Objective → In the copy, include every entry exactly but none of the pictures.

[Saved entries]

########################################

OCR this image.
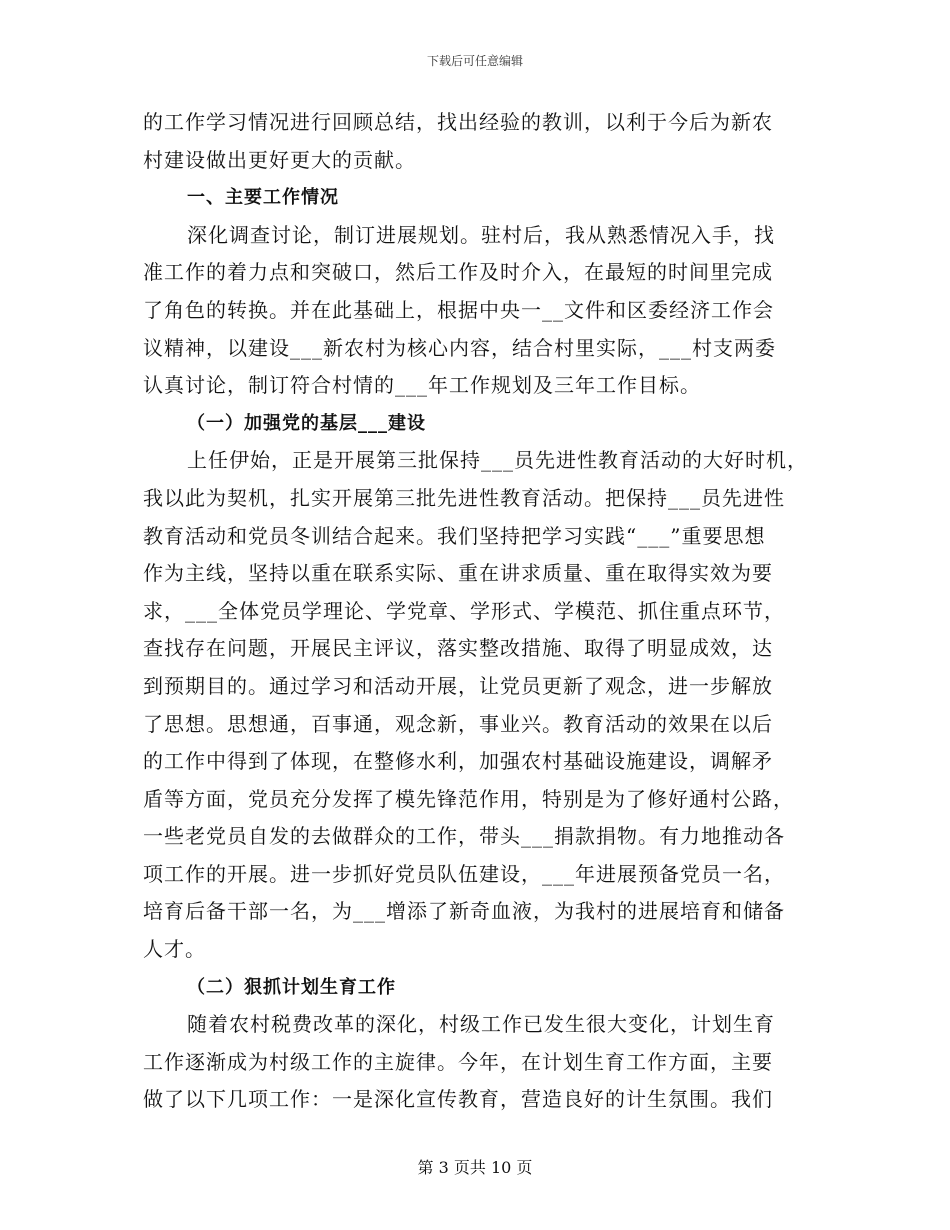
下载后可任意编辑

的工作学习情况进行回顾总结，找出经验的教训，以利于今后为新农

村建设做出更好更大的贡献。

一、主要工作情况

深化调查讨论，制订进展规划。驻村后，我从熟悉情况入手，找

准工作的着力点和突破口，然后工作及时介入，在最短的时间里完成

了角色的转换。并在此基础上，根据中央一__文件和区委经济工作会

议精神，以建设___新农村为核心内容，结合村里实际，___村支两委

认真讨论，制订符合村情的___年工作规划及三年工作目标。

（一）加强党的基层___建设

上任伊始，正是开展第三批保持___员先进性教育活动的大好时机，

我以此为契机，扎实开展第三批先进性教育活动。把保持___员先进性

教育活动和党员冬训结合起来。我们坚持把学习实践“___”重要思想

作为主线，坚持以重在联系实际、重在讲求质量、重在取得实效为要

求，___全体党员学理论、学党章、学形式、学模范、抓住重点环节，

查找存在问题，开展民主评议，落实整改措施、取得了明显成效，达

到预期目的。通过学习和活动开展，让党员更新了观念，进一步解放

了思想。思想通，百事通，观念新，事业兴。教育活动的效果在以后

的工作中得到了体现，在整修水利，加强农村基础设施建设，调解矛

盾等方面，党员充分发挥了模先锋范作用，特别是为了修好通村公路，

一些老党员自发的去做群众的工作，带头___捐款捐物。有力地推动各

项工作的开展。进一步抓好党员队伍建设，___年进展预备党员一名，

培育后备干部一名，为___增添了新奇血液，为我村的进展培育和储备

人才。

（二）狠抓计划生育工作

随着农村税费改革的深化，村级工作已发生很大变化，计划生育

工作逐渐成为村级工作的主旋律。今年，在计划生育工作方面，主要

做了以下几项工作：一是深化宣传教育，营造良好的计生氛围。我们

第 3 页共 10 页
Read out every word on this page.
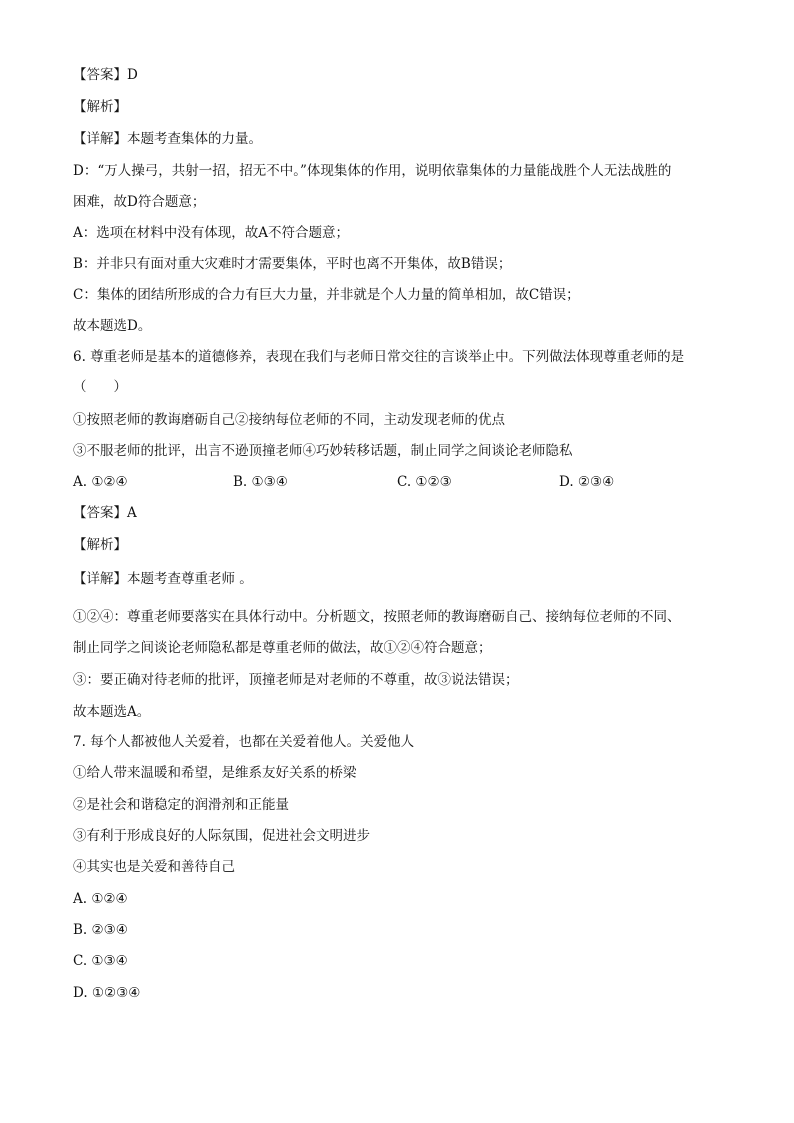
【答案】D
【解析】
【详解】本题考查集体的力量。
D：“万人操弓，共射一招，招无不中。”体现集体的作用，说明依靠集体的力量能战胜个人无法战胜的
困难，故D符合题意；
A：选项在材料中没有体现，故A不符合题意；
B：并非只有面对重大灾难时才需要集体，平时也离不开集体，故B错误；
C：集体的团结所形成的合力有巨大力量，并非就是个人力量的简单相加，故C错误；
故本题选D。
6. 尊重老师是基本的道德修养，表现在我们与老师日常交往的言谈举止中。下列做法体现尊重老师的是
（　　）
①按照老师的教诲磨砺自己②接纳每位老师的不同，主动发现老师的优点
③不服老师的批评，出言不逊顶撞老师④巧妙转移话题，制止同学之间谈论老师隐私
A. ①②④	B. ①③④	C. ①②③	D. ②③④
【答案】A
【解析】
【详解】本题考查尊重老师 。
①②④：尊重老师要落实在具体行动中。分析题文，按照老师的教诲磨砺自己、接纳每位老师的不同、
制止同学之间谈论老师隐私都是尊重老师的做法，故①②④符合题意；
③：要正确对待老师的批评，顶撞老师是对老师的不尊重，故③说法错误；
故本题选A。
7. 每个人都被他人关爱着，也都在关爱着他人。关爱他人
①给人带来温暖和希望，是维系友好关系的桥梁
②是社会和谐稳定的润滑剂和正能量
③有利于形成良好的人际氛围，促进社会文明进步
④其实也是关爱和善待自己
A. ①②④
B. ②③④
C. ①③④
D. ①②③④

########################################

Problem solution →
OCR this image.
下载后可任意编辑

的工作学习情况进行回顾总结，找出经验的教训，以利于今后为新农

村建设做出更好更大的贡献。

一、主要工作情况

深化调查讨论，制订进展规划。驻村后，我从熟悉情况入手，找

准工作的着力点和突破口，然后工作及时介入，在最短的时间里完成

了角色的转换。并在此基础上，根据中央一__文件和区委经济工作会

议精神，以建设___新农村为核心内容，结合村里实际，___村支两委

认真讨论，制订符合村情的___年工作规划及三年工作目标。

（一）加强党的基层___建设

上任伊始，正是开展第三批保持___员先进性教育活动的大好时机，

我以此为契机，扎实开展第三批先进性教育活动。把保持___员先进性

教育活动和党员冬训结合起来。我们坚持把学习实践“___”重要思想

作为主线，坚持以重在联系实际、重在讲求质量、重在取得实效为要

求，___全体党员学理论、学党章、学形式、学模范、抓住重点环节，

查找存在问题，开展民主评议，落实整改措施、取得了明显成效，达

到预期目的。通过学习和活动开展，让党员更新了观念，进一步解放

了思想。思想通，百事通，观念新，事业兴。教育活动的效果在以后

的工作中得到了体现，在整修水利，加强农村基础设施建设，调解矛

盾等方面，党员充分发挥了模先锋范作用，特别是为了修好通村公路，

一些老党员自发的去做群众的工作，带头___捐款捐物。有力地推动各

项工作的开展。进一步抓好党员队伍建设，___年进展预备党员一名，

培育后备干部一名，为___增添了新奇血液，为我村的进展培育和储备

人才。

（二）狠抓计划生育工作

随着农村税费改革的深化，村级工作已发生很大变化，计划生育

工作逐渐成为村级工作的主旋律。今年，在计划生育工作方面，主要

做了以下几项工作：一是深化宣传教育，营造良好的计生氛围。我们

第 3 页共 10 页
Read out every word on this page.
【答案】D
【解析】
【详解】本题考查集体的力量。
D：“万人操弓，共射一招，招无不中。”体现集体的作用，说明依靠集体的力量能战胜个人无法战胜的
困难，故D符合题意；
A：选项在材料中没有体现，故A不符合题意；
B：并非只有面对重大灾难时才需要集体，平时也离不开集体，故B错误；
C：集体的团结所形成的合力有巨大力量，并非就是个人力量的简单相加，故C错误；
故本题选D。
6. 尊重老师是基本的道德修养，表现在我们与老师日常交往的言谈举止中。下列做法体现尊重老师的是
（　　）
①按照老师的教诲磨砺自己②接纳每位老师的不同，主动发现老师的优点
③不服老师的批评，出言不逊顶撞老师④巧妙转移话题，制止同学之间谈论老师隐私
A. ①②④	B. ①③④	C. ①②③	D. ②③④
【答案】A
【解析】
【详解】本题考查尊重老师 。
①②④：尊重老师要落实在具体行动中。分析题文，按照老师的教诲磨砺自己、接纳每位老师的不同、
制止同学之间谈论老师隐私都是尊重老师的做法，故①②④符合题意；
③：要正确对待老师的批评，顶撞老师是对老师的不尊重，故③说法错误；
故本题选A。
7. 每个人都被他人关爱着，也都在关爱着他人。关爱他人
①给人带来温暖和希望，是维系友好关系的桥梁
②是社会和谐稳定的润滑剂和正能量
③有利于形成良好的人际氛围，促进社会文明进步
④其实也是关爱和善待自己
A. ①②④
B. ②③④
C. ①③④
D. ①②③④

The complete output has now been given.